EXERCISE INSTRUCTIONS
Copy verbatim the span of lines beginning at the line that contains "Extract the structured" and ending with the final line of the data. Exclude pictures from the copy.

Stored data
## Start

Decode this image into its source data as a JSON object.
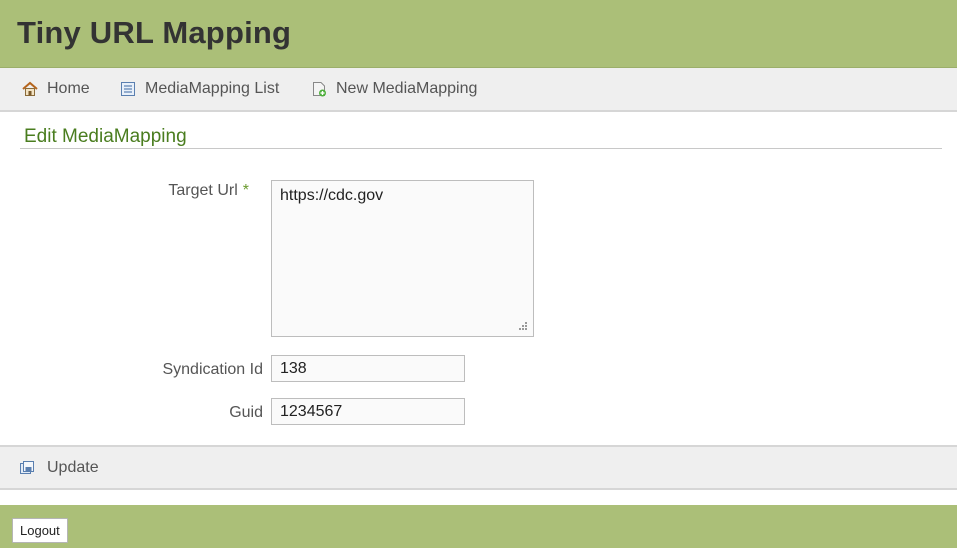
{
  "app": {
    "title": "Tiny URL Mapping"
  },
  "nav": {
    "items": [
      {
        "label": "Home",
        "icon": "home-icon"
      },
      {
        "label": "MediaMapping List",
        "icon": "list-icon"
      },
      {
        "label": "New MediaMapping",
        "icon": "new-document-icon"
      }
    ]
  },
  "page": {
    "title": "Edit MediaMapping"
  },
  "form": {
    "target_url": {
      "label": "Target Url",
      "required_marker": "*",
      "value": "https://cdc.gov"
    },
    "syndication_id": {
      "label": "Syndication Id",
      "value": "138"
    },
    "guid": {
      "label": "Guid",
      "value": "1234567"
    }
  },
  "actions": {
    "update_label": "Update",
    "update_icon": "save-icon"
  },
  "footer": {
    "logout_label": "Logout"
  },
  "colors": {
    "header_bg": "#abbf78",
    "title_green": "#4a7d1f",
    "nav_bg": "#efefef"
  }
}
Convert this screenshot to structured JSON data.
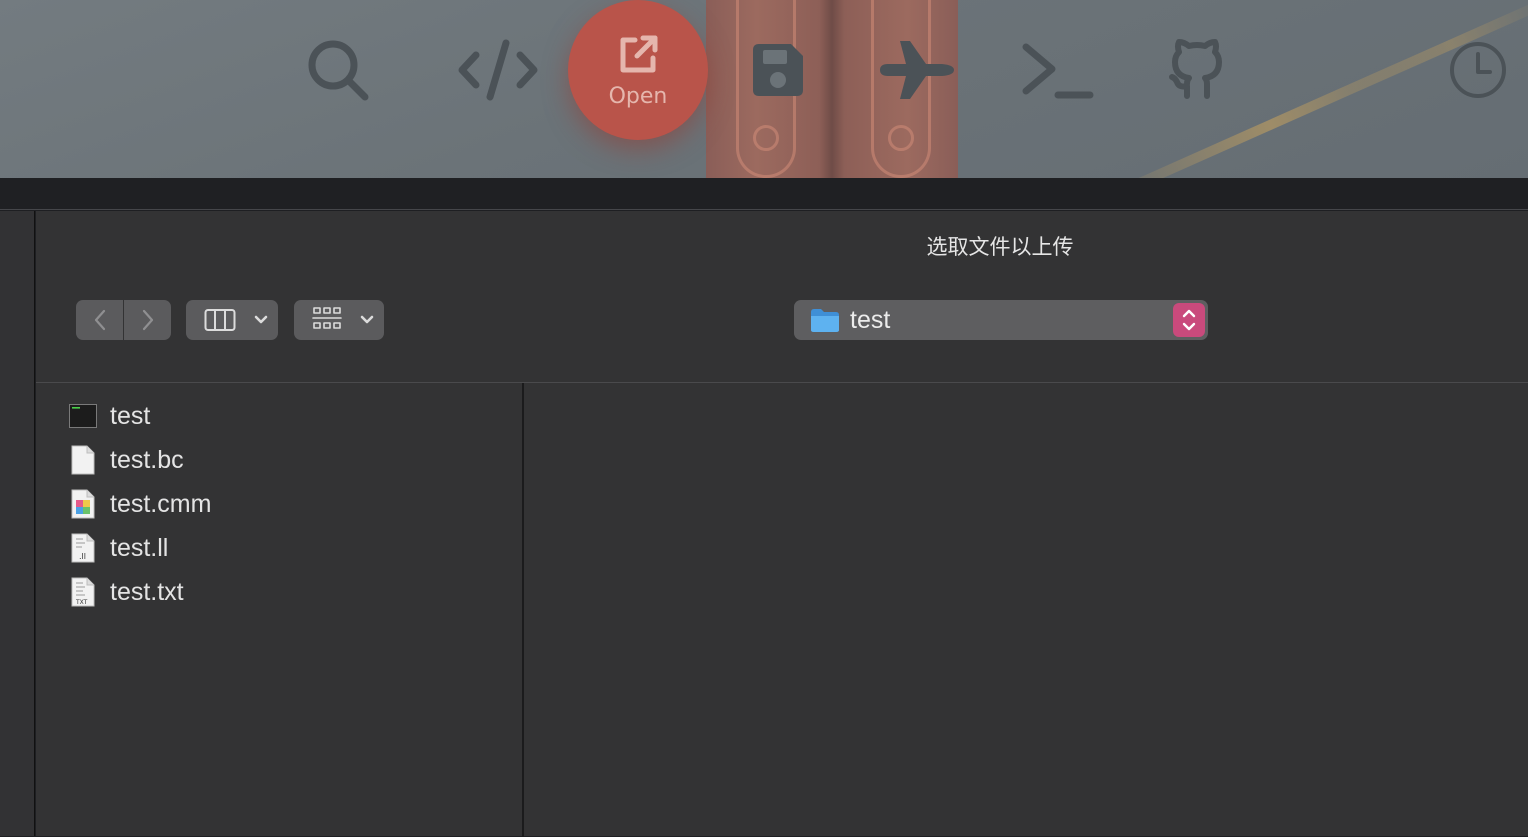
{
  "toolbar": {
    "open_label": "Open",
    "tools": [
      {
        "icon": "search-icon"
      },
      {
        "icon": "code-icon"
      },
      {
        "icon": "open-external-icon"
      },
      {
        "icon": "save-icon"
      },
      {
        "icon": "airplane-icon"
      },
      {
        "icon": "terminal-icon"
      },
      {
        "icon": "github-icon"
      },
      {
        "icon": "clock-icon"
      }
    ]
  },
  "dialog": {
    "title": "选取文件以上传",
    "location": "test",
    "files": [
      {
        "name": "test",
        "icon": "executable-icon"
      },
      {
        "name": "test.bc",
        "icon": "blank-document-icon"
      },
      {
        "name": "test.cmm",
        "icon": "image-document-icon"
      },
      {
        "name": "test.ll",
        "icon": "ll-document-icon"
      },
      {
        "name": "test.txt",
        "icon": "txt-document-icon"
      }
    ]
  },
  "colors": {
    "accent": "#c94a7c",
    "open_button": "#b9544a",
    "sheet_background": "#333334",
    "folder_blue": "#5eb2f0"
  }
}
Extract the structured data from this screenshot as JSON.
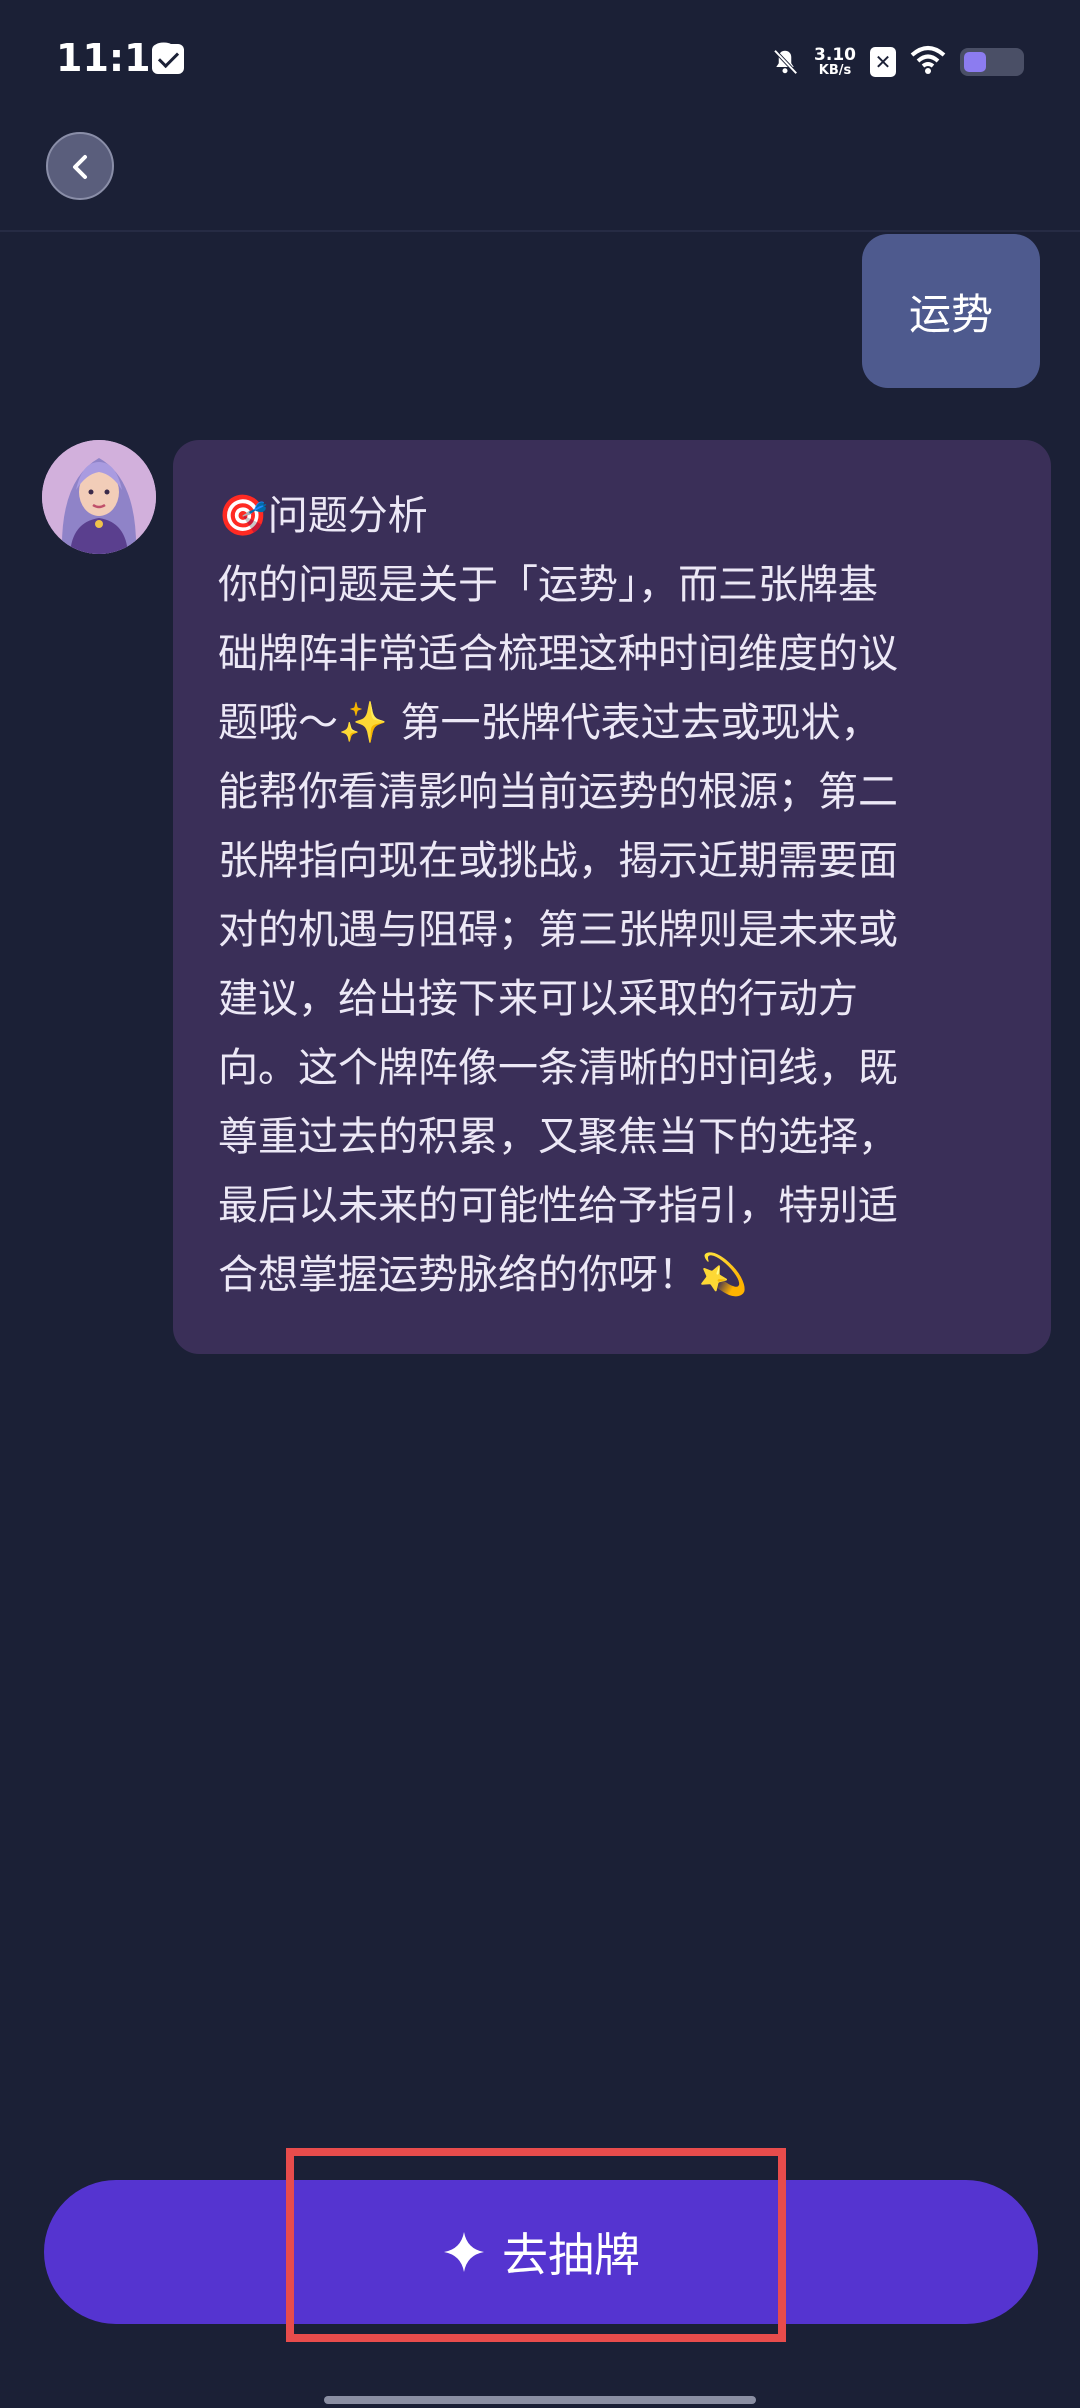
{
  "status_bar": {
    "time": "11:18",
    "net_speed_value": "3.10",
    "net_speed_unit": "KB/s",
    "sim_badge": "✕",
    "battery_level": 0.4,
    "icons": [
      "mail-icon",
      "bell-off-icon",
      "sim-x-icon",
      "wifi-icon",
      "battery-icon"
    ]
  },
  "header": {
    "back_icon": "chevron-left-icon"
  },
  "chat": {
    "user_message": "运势",
    "assistant": {
      "avatar": "tarot-reader-avatar",
      "lines": [
        "🎯问题分析",
        "你的问题是关于「运势」，而三张牌基",
        "础牌阵非常适合梳理这种时间维度的议",
        "题哦～✨ 第一张牌代表过去或现状，",
        "能帮你看清影响当前运势的根源；第二",
        "张牌指向现在或挑战，揭示近期需要面",
        "对的机遇与阻碍；第三张牌则是未来或",
        "建议，给出接下来可以采取的行动方",
        "向。这个牌阵像一条清晰的时间线，既",
        "尊重过去的积累，又聚焦当下的选择，",
        "最后以未来的可能性给予指引，特别适",
        "合想掌握运势脉络的你呀！💫"
      ]
    }
  },
  "action": {
    "draw_card_label": "去抽牌",
    "icon": "sparkle-icon"
  },
  "colors": {
    "background": "#1b2036",
    "user_bubble": "#4e5a8e",
    "assistant_bubble": "#3a2f58",
    "button": "#5534d0",
    "highlight": "#e84c4c"
  }
}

## End

SOLUTION FOR THIS EXERCISE
Extract the structured data from this screenshot as JSON.
{
  "status_bar": {
    "time": "11:18",
    "net_speed_value": "3.10",
    "net_speed_unit": "KB/s",
    "sim_badge": "✕",
    "battery_level": 0.4,
    "icons": [
      "mail-icon",
      "bell-off-icon",
      "sim-x-icon",
      "wifi-icon",
      "battery-icon"
    ]
  },
  "header": {
    "back_icon": "chevron-left-icon"
  },
  "chat": {
    "user_message": "运势",
    "assistant": {
      "avatar": "tarot-reader-avatar",
      "lines": [
        "🎯问题分析",
        "你的问题是关于「运势」，而三张牌基",
        "础牌阵非常适合梳理这种时间维度的议",
        "题哦～✨ 第一张牌代表过去或现状，",
        "能帮你看清影响当前运势的根源；第二",
        "张牌指向现在或挑战，揭示近期需要面",
        "对的机遇与阻碍；第三张牌则是未来或",
        "建议，给出接下来可以采取的行动方",
        "向。这个牌阵像一条清晰的时间线，既",
        "尊重过去的积累，又聚焦当下的选择，",
        "最后以未来的可能性给予指引，特别适",
        "合想掌握运势脉络的你呀！💫"
      ]
    }
  },
  "action": {
    "draw_card_label": "去抽牌",
    "icon": "sparkle-icon"
  },
  "colors": {
    "background": "#1b2036",
    "user_bubble": "#4e5a8e",
    "assistant_bubble": "#3a2f58",
    "button": "#5534d0",
    "highlight": "#e84c4c"
  }
}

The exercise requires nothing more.